● DIRECTIONS:
Tell me how many lines hold "ffffff", please, using only the number.

········

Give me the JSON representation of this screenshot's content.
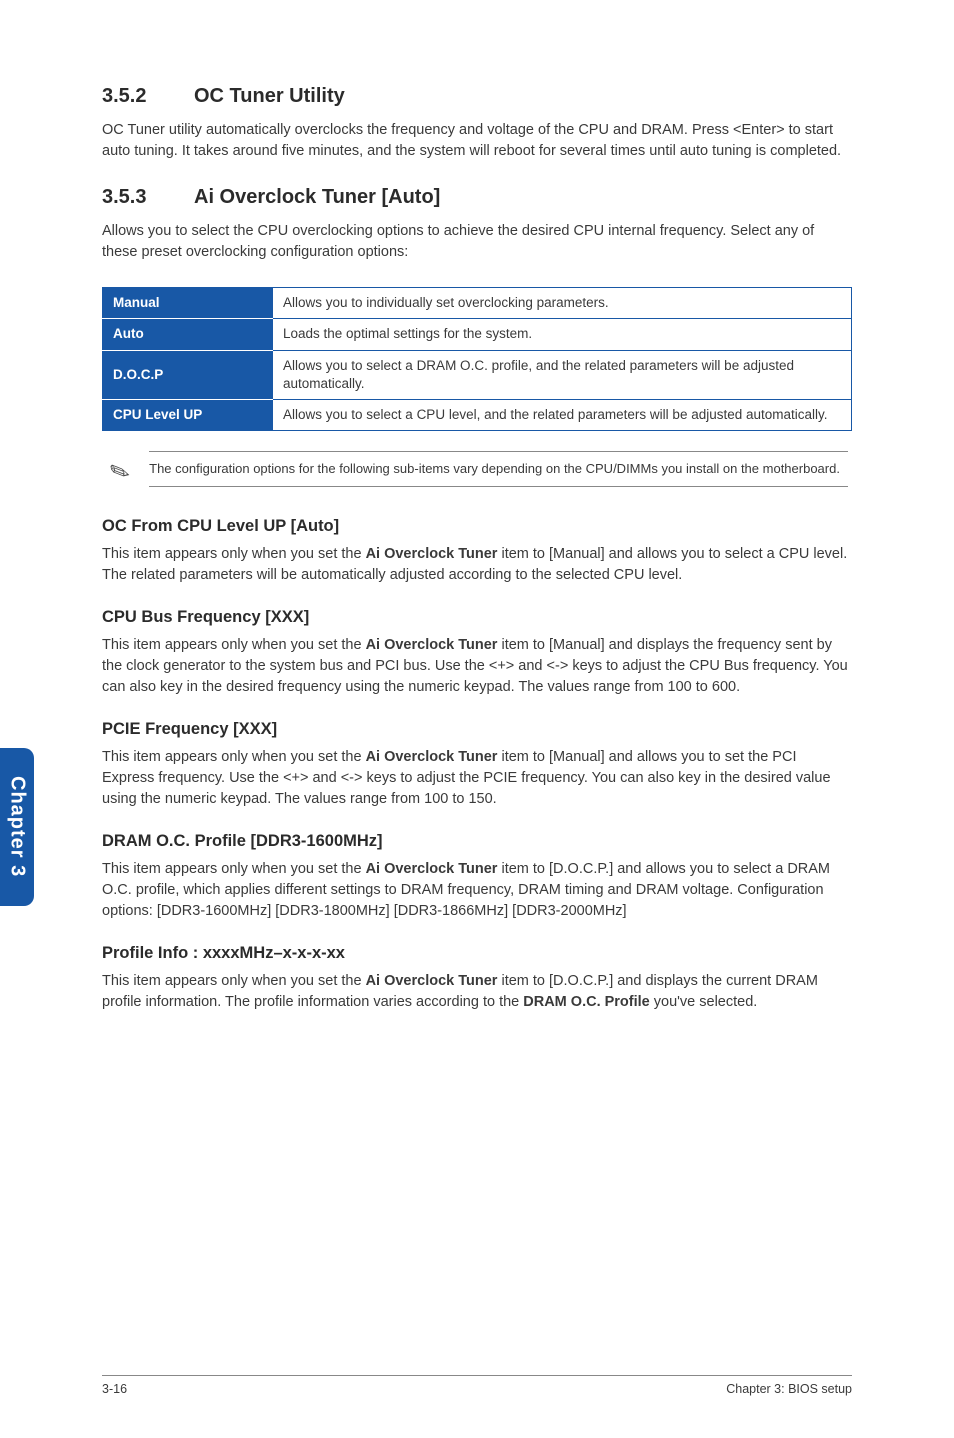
{
  "section1": {
    "num": "3.5.2",
    "title": "OC Tuner Utility",
    "body": "OC Tuner utility automatically overclocks the frequency and voltage of the CPU and DRAM. Press <Enter> to start auto tuning. It takes around five minutes, and the system will reboot for several times until auto tuning is completed."
  },
  "section2": {
    "num": "3.5.3",
    "title": "Ai Overclock Tuner [Auto]",
    "body": "Allows you to select the CPU overclocking options to achieve the desired CPU internal frequency. Select any of these preset overclocking configuration options:"
  },
  "table": {
    "rows": [
      {
        "label": "Manual",
        "desc": "Allows you to individually set overclocking parameters."
      },
      {
        "label": "Auto",
        "desc": "Loads the optimal settings for the system."
      },
      {
        "label": "D.O.C.P",
        "desc": "Allows you to select a DRAM O.C. profile, and the related parameters will be adjusted automatically."
      },
      {
        "label": "CPU Level UP",
        "desc": "Allows you to select a CPU level, and the related parameters will be adjusted automatically."
      }
    ]
  },
  "note": "The configuration options for the following sub-items vary depending on the CPU/DIMMs you install on the motherboard.",
  "sub1": {
    "title": "OC From CPU Level UP [Auto]",
    "pre": "This item appears only when you set the ",
    "bold": "Ai Overclock Tuner",
    "post": " item to [Manual] and allows you to select a CPU level. The related parameters will be automatically adjusted according to the selected CPU level."
  },
  "sub2": {
    "title": "CPU Bus Frequency [XXX]",
    "pre": "This item appears only when you set the ",
    "bold": "Ai Overclock Tuner",
    "post": " item to [Manual] and displays the frequency sent by the clock generator to the system bus and PCI bus. Use the <+> and <-> keys to adjust the CPU Bus frequency. You can also key in the desired frequency using the numeric keypad. The values range from 100 to 600."
  },
  "sub3": {
    "title": "PCIE Frequency [XXX]",
    "pre": "This item appears only when you set the ",
    "bold": "Ai Overclock Tuner",
    "post": " item to [Manual] and allows you to set the PCI Express frequency. Use the <+> and <-> keys to adjust the PCIE frequency. You can also key in the desired value using the numeric keypad. The values range from 100 to 150."
  },
  "sub4": {
    "title": "DRAM O.C. Profile [DDR3-1600MHz]",
    "pre": "This item appears only when you set the ",
    "bold": "Ai Overclock Tuner",
    "post": " item to [D.O.C.P.] and allows you to select a DRAM O.C. profile, which applies different settings to DRAM frequency, DRAM timing and DRAM voltage. Configuration options: [DDR3-1600MHz] [DDR3-1800MHz] [DDR3-1866MHz] [DDR3-2000MHz]"
  },
  "sub5": {
    "title": "Profile Info : xxxxMHz–x-x-x-xx",
    "pre": "This item appears only when you set the ",
    "bold1": "Ai Overclock Tuner",
    "mid": " item to [D.O.C.P.] and displays the current DRAM profile information. The profile information varies according to the ",
    "bold2": "DRAM O.C. Profile",
    "post": " you've selected."
  },
  "sidetab": "Chapter 3",
  "footer": {
    "left": "3-16",
    "right": "Chapter 3: BIOS setup"
  },
  "colors": {
    "blue": "#1858a6",
    "text": "#3a3a3a",
    "border": "#888888",
    "white": "#ffffff"
  }
}
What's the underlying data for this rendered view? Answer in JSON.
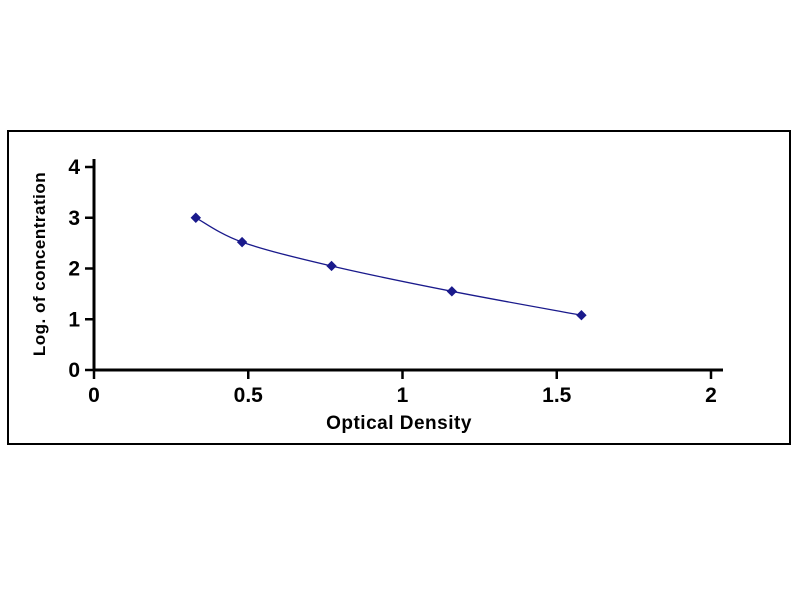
{
  "page": {
    "background_color": "#ffffff",
    "frame_border_color": "#000000"
  },
  "chart_data": {
    "type": "line",
    "title": "",
    "xlabel": "Optical Density",
    "ylabel": "Log. of concentration",
    "x": [
      0.33,
      0.48,
      0.77,
      1.16,
      1.58
    ],
    "y": [
      3.0,
      2.52,
      2.05,
      1.55,
      1.08
    ],
    "xlim": [
      0,
      2
    ],
    "ylim": [
      0,
      4
    ],
    "x_ticks": [
      0,
      0.5,
      1,
      1.5,
      2
    ],
    "x_tick_labels": [
      "0",
      "0.5",
      "1",
      "1.5",
      "2"
    ],
    "y_ticks": [
      0,
      1,
      2,
      3,
      4
    ],
    "y_tick_labels": [
      "0",
      "1",
      "2",
      "3",
      "4"
    ],
    "grid": false,
    "legend": null,
    "line_color": "#1a1a8c",
    "marker": "diamond",
    "marker_color": "#1a1a8c",
    "axis_color": "#000000",
    "tick_font_size": 21,
    "tick_font_weight": "bold"
  }
}
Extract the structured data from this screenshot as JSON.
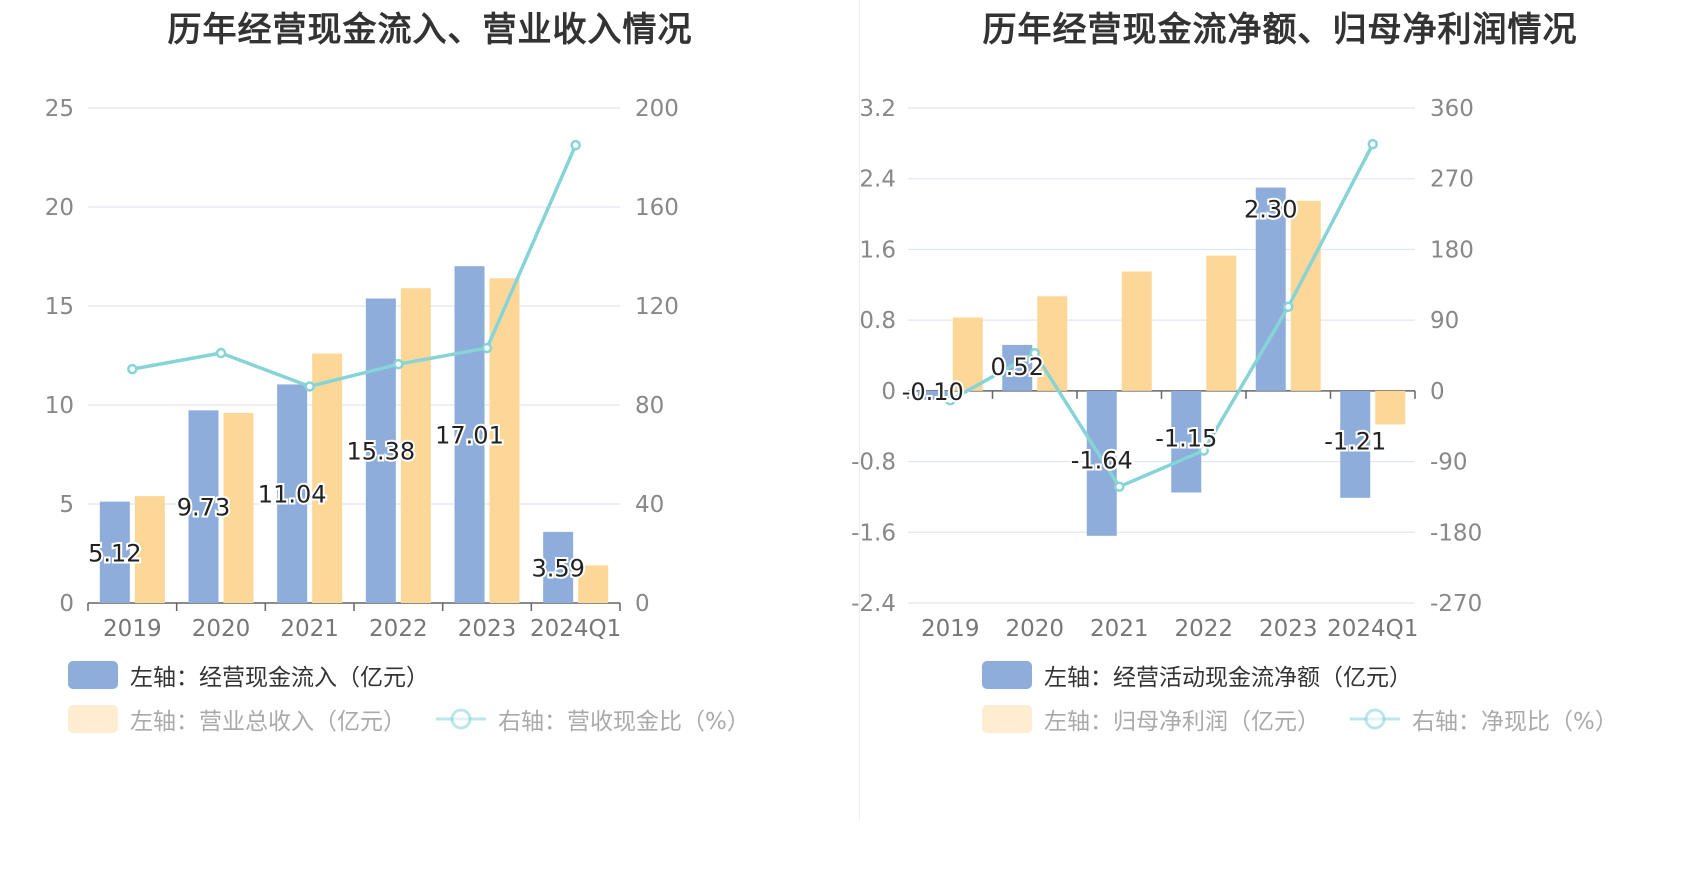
{
  "colors": {
    "blue": "#8eadda",
    "orange": "#fdd797",
    "line": "#86d4d8",
    "grid": "#e0e6f1",
    "legend_active_text": "#333333",
    "legend_inactive_text": "#aaaaaa"
  },
  "chart_data": [
    {
      "type": "bar+line",
      "title": "历年经营现金流入、营业收入情况",
      "categories": [
        "2019",
        "2020",
        "2021",
        "2022",
        "2023",
        "2024Q1"
      ],
      "left_axis": {
        "ticks": [
          "0",
          "5",
          "10",
          "15",
          "20",
          "25"
        ],
        "min": 0,
        "max": 25
      },
      "right_axis": {
        "ticks": [
          "0",
          "40",
          "80",
          "120",
          "160",
          "200"
        ],
        "min": 0,
        "max": 200
      },
      "series": [
        {
          "name": "左轴：经营现金流入（亿元）",
          "type": "bar",
          "axis": "left",
          "color": "#8eadda",
          "values": [
            5.12,
            9.73,
            11.04,
            15.38,
            17.01,
            3.59
          ],
          "labels": [
            "5.12",
            "9.73",
            "11.04",
            "15.38",
            "17.01",
            "3.59"
          ]
        },
        {
          "name": "左轴：营业总收入（亿元）",
          "type": "bar",
          "axis": "left",
          "color": "#fdd797",
          "values": [
            5.4,
            9.6,
            12.6,
            15.9,
            16.4,
            1.9
          ]
        },
        {
          "name": "右轴：营收现金比（%）",
          "type": "line",
          "axis": "right",
          "color": "#86d4d8",
          "values": [
            94.5,
            101,
            87.5,
            96.5,
            103,
            185
          ]
        }
      ],
      "legend": [
        {
          "label": "左轴：经营现金流入（亿元）",
          "kind": "bar",
          "color": "#8eadda",
          "active": true
        },
        {
          "label": "左轴：营业总收入（亿元）",
          "kind": "bar",
          "color": "#fdd797",
          "active": false
        },
        {
          "label": "右轴：营收现金比（%）",
          "kind": "line",
          "color": "#86d4d8",
          "active": false
        }
      ]
    },
    {
      "type": "bar+line",
      "title": "历年经营现金流净额、归母净利润情况",
      "categories": [
        "2019",
        "2020",
        "2021",
        "2022",
        "2023",
        "2024Q1"
      ],
      "left_axis": {
        "ticks": [
          "-2.4",
          "-1.6",
          "-0.8",
          "0",
          "0.8",
          "1.6",
          "2.4",
          "3.2"
        ],
        "min": -2.4,
        "max": 3.2
      },
      "right_axis": {
        "ticks": [
          "-270",
          "-180",
          "-90",
          "0",
          "90",
          "180",
          "270",
          "360"
        ],
        "min": -270,
        "max": 360
      },
      "series": [
        {
          "name": "左轴：经营活动现金流净额（亿元）",
          "type": "bar",
          "axis": "left",
          "color": "#8eadda",
          "values": [
            -0.1,
            0.52,
            -1.64,
            -1.15,
            2.3,
            -1.21
          ],
          "labels": [
            "-0.10",
            "0.52",
            "-1.64",
            "-1.15",
            "2.30",
            "-1.21"
          ]
        },
        {
          "name": "左轴：归母净利润（亿元）",
          "type": "bar",
          "axis": "left",
          "color": "#fdd797",
          "values": [
            0.83,
            1.07,
            1.35,
            1.53,
            2.15,
            -0.38
          ]
        },
        {
          "name": "右轴：净现比（%）",
          "type": "line",
          "axis": "right",
          "color": "#86d4d8",
          "values": [
            -12,
            48,
            -122,
            -76,
            107,
            314
          ]
        }
      ],
      "legend": [
        {
          "label": "左轴：经营活动现金流净额（亿元）",
          "kind": "bar",
          "color": "#8eadda",
          "active": true
        },
        {
          "label": "左轴：归母净利润（亿元）",
          "kind": "bar",
          "color": "#fdd797",
          "active": false
        },
        {
          "label": "右轴：净现比（%）",
          "kind": "line",
          "color": "#86d4d8",
          "active": false
        }
      ]
    }
  ]
}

········

● WRITTEN SOLUTION:
2